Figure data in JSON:
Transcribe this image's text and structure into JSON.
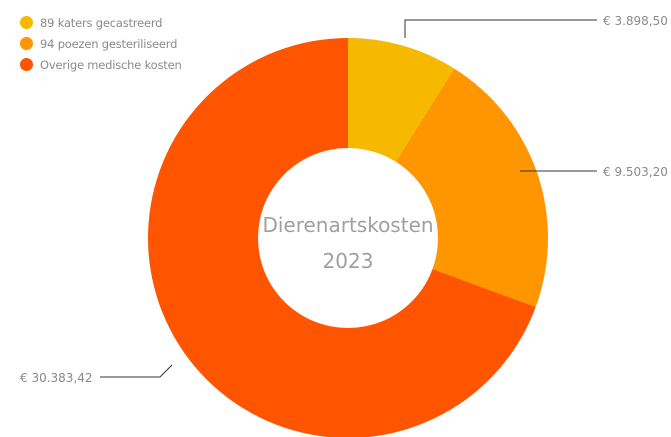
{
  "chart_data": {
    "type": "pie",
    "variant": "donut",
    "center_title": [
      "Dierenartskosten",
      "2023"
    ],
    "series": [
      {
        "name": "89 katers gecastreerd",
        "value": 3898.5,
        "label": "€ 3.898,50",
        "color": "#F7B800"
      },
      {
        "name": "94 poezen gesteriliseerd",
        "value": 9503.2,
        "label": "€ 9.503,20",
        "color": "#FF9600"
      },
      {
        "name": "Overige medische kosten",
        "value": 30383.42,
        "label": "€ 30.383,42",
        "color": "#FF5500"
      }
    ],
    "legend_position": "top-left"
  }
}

YOUR OBJECTIVE:
Repeat the material above in full and exactly, omitting the pictures.

SOLVED EXERCISE:
Transcribe this image's text and structure into JSON.
{
  "chart_data": {
    "type": "pie",
    "variant": "donut",
    "center_title": [
      "Dierenartskosten",
      "2023"
    ],
    "series": [
      {
        "name": "89 katers gecastreerd",
        "value": 3898.5,
        "label": "€ 3.898,50",
        "color": "#F7B800"
      },
      {
        "name": "94 poezen gesteriliseerd",
        "value": 9503.2,
        "label": "€ 9.503,20",
        "color": "#FF9600"
      },
      {
        "name": "Overige medische kosten",
        "value": 30383.42,
        "label": "€ 30.383,42",
        "color": "#FF5500"
      }
    ],
    "legend_position": "top-left"
  }
}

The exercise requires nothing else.